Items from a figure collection
==================================================

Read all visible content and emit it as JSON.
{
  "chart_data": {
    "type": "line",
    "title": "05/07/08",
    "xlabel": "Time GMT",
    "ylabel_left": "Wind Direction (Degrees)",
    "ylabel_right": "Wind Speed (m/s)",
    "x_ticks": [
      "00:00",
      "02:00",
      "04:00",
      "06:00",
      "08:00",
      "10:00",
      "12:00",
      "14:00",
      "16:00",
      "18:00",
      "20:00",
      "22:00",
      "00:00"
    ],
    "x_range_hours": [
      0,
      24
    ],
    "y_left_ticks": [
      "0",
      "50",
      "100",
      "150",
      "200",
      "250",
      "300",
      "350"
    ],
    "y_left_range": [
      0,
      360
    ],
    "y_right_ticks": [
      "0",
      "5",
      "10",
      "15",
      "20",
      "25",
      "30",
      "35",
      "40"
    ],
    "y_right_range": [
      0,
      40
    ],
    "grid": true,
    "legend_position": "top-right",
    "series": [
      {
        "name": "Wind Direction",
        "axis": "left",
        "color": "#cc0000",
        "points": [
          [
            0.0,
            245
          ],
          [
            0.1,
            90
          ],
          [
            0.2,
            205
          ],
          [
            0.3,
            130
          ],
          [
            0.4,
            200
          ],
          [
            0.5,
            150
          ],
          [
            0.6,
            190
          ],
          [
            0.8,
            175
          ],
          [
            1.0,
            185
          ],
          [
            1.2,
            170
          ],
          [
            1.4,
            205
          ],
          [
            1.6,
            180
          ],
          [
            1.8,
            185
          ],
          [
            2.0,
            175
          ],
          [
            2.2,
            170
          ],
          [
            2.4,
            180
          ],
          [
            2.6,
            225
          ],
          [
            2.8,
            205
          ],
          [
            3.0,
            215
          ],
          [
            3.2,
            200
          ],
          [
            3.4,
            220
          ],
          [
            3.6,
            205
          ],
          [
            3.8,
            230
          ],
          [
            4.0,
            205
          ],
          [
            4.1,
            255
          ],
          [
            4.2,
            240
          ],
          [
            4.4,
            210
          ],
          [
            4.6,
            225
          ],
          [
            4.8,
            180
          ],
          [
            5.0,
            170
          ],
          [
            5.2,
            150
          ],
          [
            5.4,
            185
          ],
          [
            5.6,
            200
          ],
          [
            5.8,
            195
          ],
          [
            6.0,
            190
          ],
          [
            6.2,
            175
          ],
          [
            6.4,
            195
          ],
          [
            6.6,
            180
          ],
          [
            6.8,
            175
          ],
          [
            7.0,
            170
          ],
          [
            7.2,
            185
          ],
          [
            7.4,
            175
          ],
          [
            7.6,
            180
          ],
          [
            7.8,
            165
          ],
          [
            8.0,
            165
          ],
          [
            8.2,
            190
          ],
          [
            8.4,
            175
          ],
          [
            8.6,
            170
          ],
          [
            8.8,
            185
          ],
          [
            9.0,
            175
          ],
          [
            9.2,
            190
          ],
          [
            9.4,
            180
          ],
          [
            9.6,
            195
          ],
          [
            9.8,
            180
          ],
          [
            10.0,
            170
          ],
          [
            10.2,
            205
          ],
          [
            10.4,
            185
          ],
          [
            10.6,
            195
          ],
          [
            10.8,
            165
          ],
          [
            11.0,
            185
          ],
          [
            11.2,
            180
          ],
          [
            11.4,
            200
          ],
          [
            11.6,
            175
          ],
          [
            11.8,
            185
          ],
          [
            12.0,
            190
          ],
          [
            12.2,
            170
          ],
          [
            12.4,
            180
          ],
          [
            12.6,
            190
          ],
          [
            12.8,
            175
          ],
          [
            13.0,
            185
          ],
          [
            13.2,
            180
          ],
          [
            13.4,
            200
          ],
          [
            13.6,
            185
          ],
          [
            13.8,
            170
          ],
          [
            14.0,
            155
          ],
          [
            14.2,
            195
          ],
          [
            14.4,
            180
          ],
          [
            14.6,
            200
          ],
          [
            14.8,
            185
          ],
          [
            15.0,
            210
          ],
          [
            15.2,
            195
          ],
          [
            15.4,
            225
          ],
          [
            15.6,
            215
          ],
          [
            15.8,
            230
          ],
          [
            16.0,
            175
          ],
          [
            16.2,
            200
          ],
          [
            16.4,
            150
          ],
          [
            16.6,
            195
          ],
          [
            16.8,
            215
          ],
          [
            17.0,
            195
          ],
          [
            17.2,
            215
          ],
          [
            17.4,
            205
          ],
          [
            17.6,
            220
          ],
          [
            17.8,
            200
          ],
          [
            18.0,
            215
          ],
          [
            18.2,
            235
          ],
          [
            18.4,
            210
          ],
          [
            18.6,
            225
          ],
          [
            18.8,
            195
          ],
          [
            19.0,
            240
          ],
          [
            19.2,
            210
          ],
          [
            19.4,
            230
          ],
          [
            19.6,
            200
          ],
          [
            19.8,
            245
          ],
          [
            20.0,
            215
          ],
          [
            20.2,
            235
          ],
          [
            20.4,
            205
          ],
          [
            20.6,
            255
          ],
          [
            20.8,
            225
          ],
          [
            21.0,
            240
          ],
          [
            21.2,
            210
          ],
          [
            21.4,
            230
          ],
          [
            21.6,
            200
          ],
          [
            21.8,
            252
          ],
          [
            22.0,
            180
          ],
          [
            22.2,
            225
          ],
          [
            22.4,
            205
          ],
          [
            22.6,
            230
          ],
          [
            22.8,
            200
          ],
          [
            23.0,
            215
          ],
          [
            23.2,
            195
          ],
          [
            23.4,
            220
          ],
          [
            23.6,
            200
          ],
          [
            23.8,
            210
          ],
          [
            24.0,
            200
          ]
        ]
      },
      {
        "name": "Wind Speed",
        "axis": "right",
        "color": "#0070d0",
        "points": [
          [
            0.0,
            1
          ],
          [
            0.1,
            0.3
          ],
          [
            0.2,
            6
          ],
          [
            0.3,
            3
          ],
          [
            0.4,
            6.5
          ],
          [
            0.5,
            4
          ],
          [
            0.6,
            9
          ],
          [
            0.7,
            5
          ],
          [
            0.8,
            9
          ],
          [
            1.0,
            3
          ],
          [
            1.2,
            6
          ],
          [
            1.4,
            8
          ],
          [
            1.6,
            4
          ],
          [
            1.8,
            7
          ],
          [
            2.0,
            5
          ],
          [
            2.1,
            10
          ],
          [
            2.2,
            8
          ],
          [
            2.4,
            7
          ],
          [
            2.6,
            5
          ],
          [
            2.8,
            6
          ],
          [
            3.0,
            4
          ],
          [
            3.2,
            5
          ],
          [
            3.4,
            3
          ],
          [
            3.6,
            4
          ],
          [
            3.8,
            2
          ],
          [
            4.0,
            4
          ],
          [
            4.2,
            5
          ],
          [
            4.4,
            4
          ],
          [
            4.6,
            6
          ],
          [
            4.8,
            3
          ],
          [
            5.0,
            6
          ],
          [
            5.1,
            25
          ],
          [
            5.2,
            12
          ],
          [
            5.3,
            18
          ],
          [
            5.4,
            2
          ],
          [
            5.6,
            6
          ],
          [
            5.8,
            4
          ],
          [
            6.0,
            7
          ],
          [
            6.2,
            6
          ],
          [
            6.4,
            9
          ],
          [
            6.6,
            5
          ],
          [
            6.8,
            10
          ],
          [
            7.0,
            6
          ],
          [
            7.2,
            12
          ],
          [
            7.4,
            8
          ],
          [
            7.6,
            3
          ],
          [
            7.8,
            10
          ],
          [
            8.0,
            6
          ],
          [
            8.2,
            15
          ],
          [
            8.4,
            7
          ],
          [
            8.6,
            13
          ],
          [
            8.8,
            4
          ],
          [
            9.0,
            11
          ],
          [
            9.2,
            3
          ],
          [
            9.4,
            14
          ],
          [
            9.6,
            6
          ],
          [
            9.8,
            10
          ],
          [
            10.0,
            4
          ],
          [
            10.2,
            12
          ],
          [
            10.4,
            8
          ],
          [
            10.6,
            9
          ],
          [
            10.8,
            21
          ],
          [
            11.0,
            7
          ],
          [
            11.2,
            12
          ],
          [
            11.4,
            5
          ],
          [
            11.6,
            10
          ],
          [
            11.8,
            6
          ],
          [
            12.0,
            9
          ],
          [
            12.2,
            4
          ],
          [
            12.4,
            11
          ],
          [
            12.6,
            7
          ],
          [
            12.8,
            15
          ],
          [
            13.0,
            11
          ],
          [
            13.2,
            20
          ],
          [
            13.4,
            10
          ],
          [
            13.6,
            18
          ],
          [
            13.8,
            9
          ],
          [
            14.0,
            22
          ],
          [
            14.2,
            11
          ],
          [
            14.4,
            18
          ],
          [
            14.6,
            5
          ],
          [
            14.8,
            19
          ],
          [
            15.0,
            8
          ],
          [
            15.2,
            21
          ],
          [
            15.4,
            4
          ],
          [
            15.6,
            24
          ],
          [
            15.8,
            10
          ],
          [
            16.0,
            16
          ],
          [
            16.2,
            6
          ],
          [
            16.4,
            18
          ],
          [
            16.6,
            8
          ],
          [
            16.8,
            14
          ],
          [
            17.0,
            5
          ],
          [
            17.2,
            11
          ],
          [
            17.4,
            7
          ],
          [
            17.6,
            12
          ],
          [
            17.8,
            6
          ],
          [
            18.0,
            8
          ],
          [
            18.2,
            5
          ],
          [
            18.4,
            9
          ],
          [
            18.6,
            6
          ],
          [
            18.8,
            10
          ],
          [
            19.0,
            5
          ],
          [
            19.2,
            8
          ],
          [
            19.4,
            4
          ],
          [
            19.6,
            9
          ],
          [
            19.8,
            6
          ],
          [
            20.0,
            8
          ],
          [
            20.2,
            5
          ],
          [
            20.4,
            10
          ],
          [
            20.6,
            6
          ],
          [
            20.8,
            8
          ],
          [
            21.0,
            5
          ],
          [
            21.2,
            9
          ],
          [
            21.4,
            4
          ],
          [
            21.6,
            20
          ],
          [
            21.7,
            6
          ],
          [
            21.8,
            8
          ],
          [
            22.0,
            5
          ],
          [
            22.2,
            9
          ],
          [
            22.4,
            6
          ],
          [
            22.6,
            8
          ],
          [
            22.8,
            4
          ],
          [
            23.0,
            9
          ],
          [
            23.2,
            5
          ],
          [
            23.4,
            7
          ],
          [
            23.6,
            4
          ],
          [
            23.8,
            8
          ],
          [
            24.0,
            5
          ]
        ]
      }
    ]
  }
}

==================================================

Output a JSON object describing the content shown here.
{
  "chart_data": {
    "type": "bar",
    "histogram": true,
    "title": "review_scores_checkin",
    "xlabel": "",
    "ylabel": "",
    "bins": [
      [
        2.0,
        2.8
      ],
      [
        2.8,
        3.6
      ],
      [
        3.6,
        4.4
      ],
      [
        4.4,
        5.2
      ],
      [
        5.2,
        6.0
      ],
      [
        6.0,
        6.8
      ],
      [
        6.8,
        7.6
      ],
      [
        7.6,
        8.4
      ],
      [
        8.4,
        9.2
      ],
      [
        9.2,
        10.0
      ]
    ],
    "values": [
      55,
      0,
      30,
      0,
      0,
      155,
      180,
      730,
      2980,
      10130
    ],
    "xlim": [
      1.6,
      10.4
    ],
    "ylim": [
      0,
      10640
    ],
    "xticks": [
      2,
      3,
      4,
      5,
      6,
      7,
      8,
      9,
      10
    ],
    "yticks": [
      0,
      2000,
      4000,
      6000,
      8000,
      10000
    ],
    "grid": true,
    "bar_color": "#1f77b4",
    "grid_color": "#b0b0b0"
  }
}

==================================================

■ What to produce ■
Determine the number of lines in the data that contain "name" as a word or string, and state only that number.

■ Result ■
2